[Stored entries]
————————

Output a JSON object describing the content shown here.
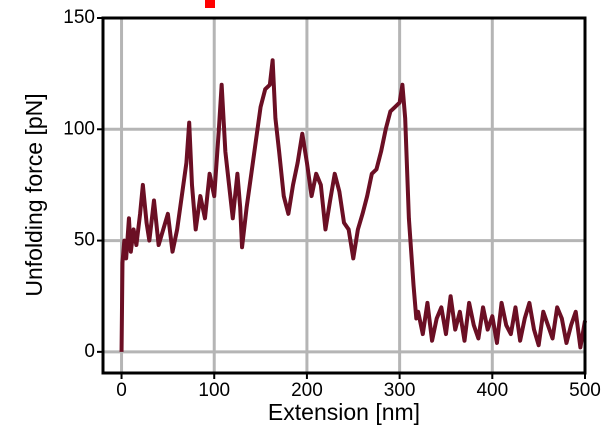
{
  "chart_data": {
    "type": "line",
    "xlabel": "Extension [nm]",
    "ylabel": "Unfolding force [pN]",
    "x": [
      0,
      1,
      3,
      5,
      8,
      10,
      13,
      16,
      20,
      23,
      27,
      30,
      35,
      40,
      45,
      50,
      55,
      60,
      65,
      70,
      73,
      76,
      80,
      85,
      90,
      95,
      100,
      105,
      108,
      112,
      116,
      120,
      125,
      128,
      130,
      135,
      140,
      145,
      150,
      155,
      160,
      163,
      166,
      170,
      175,
      180,
      185,
      190,
      195,
      200,
      205,
      210,
      215,
      220,
      225,
      230,
      235,
      240,
      245,
      250,
      255,
      260,
      265,
      270,
      275,
      280,
      285,
      290,
      295,
      300,
      303,
      306,
      310,
      315,
      318,
      320,
      325,
      330,
      335,
      340,
      345,
      350,
      355,
      360,
      365,
      370,
      375,
      380,
      385,
      390,
      395,
      400,
      405,
      410,
      415,
      420,
      425,
      430,
      435,
      440,
      445,
      450,
      455,
      460,
      465,
      470,
      475,
      480,
      485,
      490,
      495,
      500
    ],
    "y": [
      0,
      40,
      50,
      42,
      60,
      45,
      55,
      48,
      62,
      75,
      58,
      50,
      68,
      48,
      55,
      62,
      45,
      55,
      70,
      85,
      103,
      75,
      55,
      70,
      60,
      80,
      70,
      100,
      120,
      90,
      75,
      60,
      80,
      65,
      47,
      65,
      80,
      95,
      110,
      118,
      120,
      131,
      105,
      90,
      70,
      62,
      75,
      85,
      98,
      85,
      70,
      80,
      75,
      55,
      68,
      80,
      72,
      58,
      55,
      42,
      55,
      62,
      70,
      80,
      82,
      90,
      100,
      108,
      110,
      112,
      120,
      105,
      60,
      30,
      15,
      18,
      8,
      22,
      5,
      15,
      20,
      8,
      25,
      10,
      18,
      5,
      22,
      12,
      6,
      20,
      10,
      16,
      4,
      22,
      12,
      8,
      20,
      5,
      15,
      22,
      10,
      3,
      18,
      12,
      6,
      20,
      15,
      4,
      12,
      18,
      2,
      14
    ],
    "color": "#6b0f24",
    "xlim": [
      -20,
      500
    ],
    "ylim": [
      -9.5,
      150
    ],
    "xticks": [
      0,
      100,
      200,
      300,
      400,
      500
    ],
    "yticks": [
      0,
      50,
      100,
      150
    ],
    "grid": true
  }
}
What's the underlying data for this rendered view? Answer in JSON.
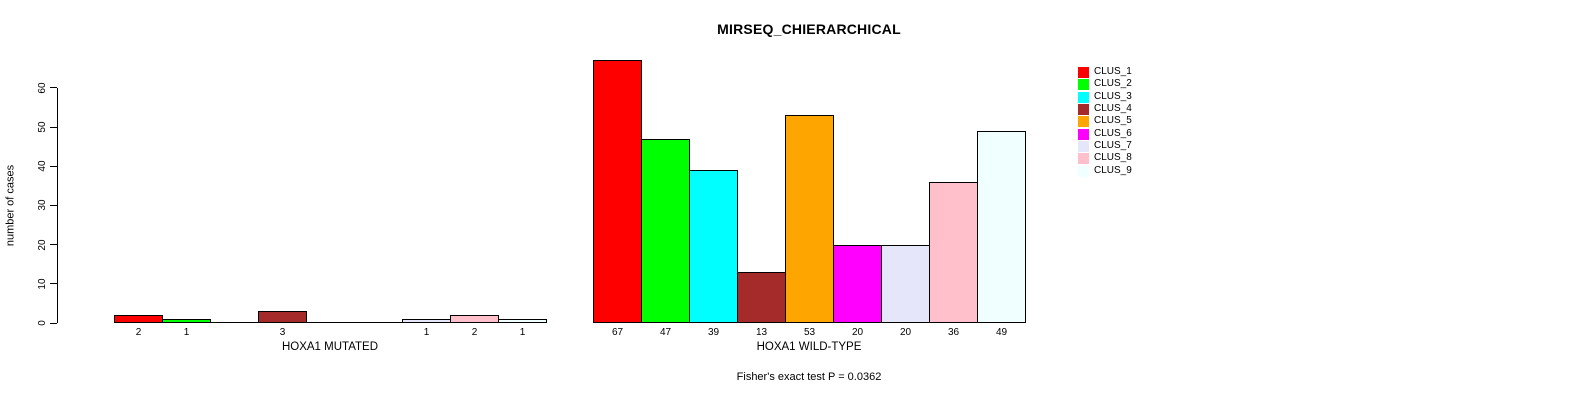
{
  "title": "MIRSEQ_CHIERARCHICAL",
  "footnote": "Fisher's exact test P = 0.0362",
  "chart_data": {
    "type": "bar",
    "title": "MIRSEQ_CHIERARCHICAL",
    "xlabel": "",
    "ylabel": "number of cases",
    "ylim": [
      0,
      60
    ],
    "yticks": [
      0,
      10,
      20,
      30,
      40,
      50,
      60
    ],
    "grid": false,
    "legend_position": "top-right",
    "legend_has_border": false,
    "bar_border_color": "#000000",
    "series": [
      {
        "name": "CLUS_1",
        "color": "#FF0000",
        "values": [
          2,
          67
        ]
      },
      {
        "name": "CLUS_2",
        "color": "#00FF00",
        "values": [
          1,
          47
        ]
      },
      {
        "name": "CLUS_3",
        "color": "#00FFFF",
        "values": [
          0,
          39
        ]
      },
      {
        "name": "CLUS_4",
        "color": "#A52A2A",
        "values": [
          3,
          13
        ]
      },
      {
        "name": "CLUS_5",
        "color": "#FFA500",
        "values": [
          0,
          53
        ]
      },
      {
        "name": "CLUS_6",
        "color": "#FF00FF",
        "values": [
          0,
          20
        ]
      },
      {
        "name": "CLUS_7",
        "color": "#E6E6FA",
        "values": [
          1,
          20
        ]
      },
      {
        "name": "CLUS_8",
        "color": "#FFC0CB",
        "values": [
          2,
          36
        ]
      },
      {
        "name": "CLUS_9",
        "color": "#F0FFFF",
        "values": [
          1,
          49
        ]
      }
    ],
    "categories": [
      "HOXA1 MUTATED",
      "HOXA1 WILD-TYPE"
    ],
    "bar_value_labels": {
      "HOXA1 MUTATED": [
        2,
        1,
        null,
        3,
        null,
        null,
        1,
        2,
        1
      ],
      "HOXA1 WILD-TYPE": [
        67,
        47,
        39,
        13,
        53,
        20,
        20,
        36,
        49
      ]
    },
    "annotation": "Fisher's exact test P = 0.0362"
  }
}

————————

Requirements
Without the pictures, restate all the entries above exactly.

Task result
Output a JSON object describing the content shown here.
{
  "chart_data": {
    "type": "line",
    "xlabel": "Extension [nm]",
    "ylabel": "Unfolding force [pN]",
    "x": [
      0,
      1,
      3,
      5,
      8,
      10,
      13,
      16,
      20,
      23,
      27,
      30,
      35,
      40,
      45,
      50,
      55,
      60,
      65,
      70,
      73,
      76,
      80,
      85,
      90,
      95,
      100,
      105,
      108,
      112,
      116,
      120,
      125,
      128,
      130,
      135,
      140,
      145,
      150,
      155,
      160,
      163,
      166,
      170,
      175,
      180,
      185,
      190,
      195,
      200,
      205,
      210,
      215,
      220,
      225,
      230,
      235,
      240,
      245,
      250,
      255,
      260,
      265,
      270,
      275,
      280,
      285,
      290,
      295,
      300,
      303,
      306,
      310,
      315,
      318,
      320,
      325,
      330,
      335,
      340,
      345,
      350,
      355,
      360,
      365,
      370,
      375,
      380,
      385,
      390,
      395,
      400,
      405,
      410,
      415,
      420,
      425,
      430,
      435,
      440,
      445,
      450,
      455,
      460,
      465,
      470,
      475,
      480,
      485,
      490,
      495,
      500
    ],
    "y": [
      0,
      40,
      50,
      42,
      60,
      45,
      55,
      48,
      62,
      75,
      58,
      50,
      68,
      48,
      55,
      62,
      45,
      55,
      70,
      85,
      103,
      75,
      55,
      70,
      60,
      80,
      70,
      100,
      120,
      90,
      75,
      60,
      80,
      65,
      47,
      65,
      80,
      95,
      110,
      118,
      120,
      131,
      105,
      90,
      70,
      62,
      75,
      85,
      98,
      85,
      70,
      80,
      75,
      55,
      68,
      80,
      72,
      58,
      55,
      42,
      55,
      62,
      70,
      80,
      82,
      90,
      100,
      108,
      110,
      112,
      120,
      105,
      60,
      30,
      15,
      18,
      8,
      22,
      5,
      15,
      20,
      8,
      25,
      10,
      18,
      5,
      22,
      12,
      6,
      20,
      10,
      16,
      4,
      22,
      12,
      8,
      20,
      5,
      15,
      22,
      10,
      3,
      18,
      12,
      6,
      20,
      15,
      4,
      12,
      18,
      2,
      14
    ],
    "color": "#6b0f24",
    "xlim": [
      -20,
      500
    ],
    "ylim": [
      -9.5,
      150
    ],
    "xticks": [
      0,
      100,
      200,
      300,
      400,
      500
    ],
    "yticks": [
      0,
      50,
      100,
      150
    ],
    "grid": true
  }
}
What's the underlying data for this rendered view? Answer in JSON.
{
  "title": "MIRSEQ_CHIERARCHICAL",
  "footnote": "Fisher's exact test P = 0.0362",
  "chart_data": {
    "type": "bar",
    "title": "MIRSEQ_CHIERARCHICAL",
    "xlabel": "",
    "ylabel": "number of cases",
    "ylim": [
      0,
      60
    ],
    "yticks": [
      0,
      10,
      20,
      30,
      40,
      50,
      60
    ],
    "grid": false,
    "legend_position": "top-right",
    "legend_has_border": false,
    "bar_border_color": "#000000",
    "series": [
      {
        "name": "CLUS_1",
        "color": "#FF0000",
        "values": [
          2,
          67
        ]
      },
      {
        "name": "CLUS_2",
        "color": "#00FF00",
        "values": [
          1,
          47
        ]
      },
      {
        "name": "CLUS_3",
        "color": "#00FFFF",
        "values": [
          0,
          39
        ]
      },
      {
        "name": "CLUS_4",
        "color": "#A52A2A",
        "values": [
          3,
          13
        ]
      },
      {
        "name": "CLUS_5",
        "color": "#FFA500",
        "values": [
          0,
          53
        ]
      },
      {
        "name": "CLUS_6",
        "color": "#FF00FF",
        "values": [
          0,
          20
        ]
      },
      {
        "name": "CLUS_7",
        "color": "#E6E6FA",
        "values": [
          1,
          20
        ]
      },
      {
        "name": "CLUS_8",
        "color": "#FFC0CB",
        "values": [
          2,
          36
        ]
      },
      {
        "name": "CLUS_9",
        "color": "#F0FFFF",
        "values": [
          1,
          49
        ]
      }
    ],
    "categories": [
      "HOXA1 MUTATED",
      "HOXA1 WILD-TYPE"
    ],
    "bar_value_labels": {
      "HOXA1 MUTATED": [
        2,
        1,
        null,
        3,
        null,
        null,
        1,
        2,
        1
      ],
      "HOXA1 WILD-TYPE": [
        67,
        47,
        39,
        13,
        53,
        20,
        20,
        36,
        49
      ]
    },
    "annotation": "Fisher's exact test P = 0.0362"
  }
}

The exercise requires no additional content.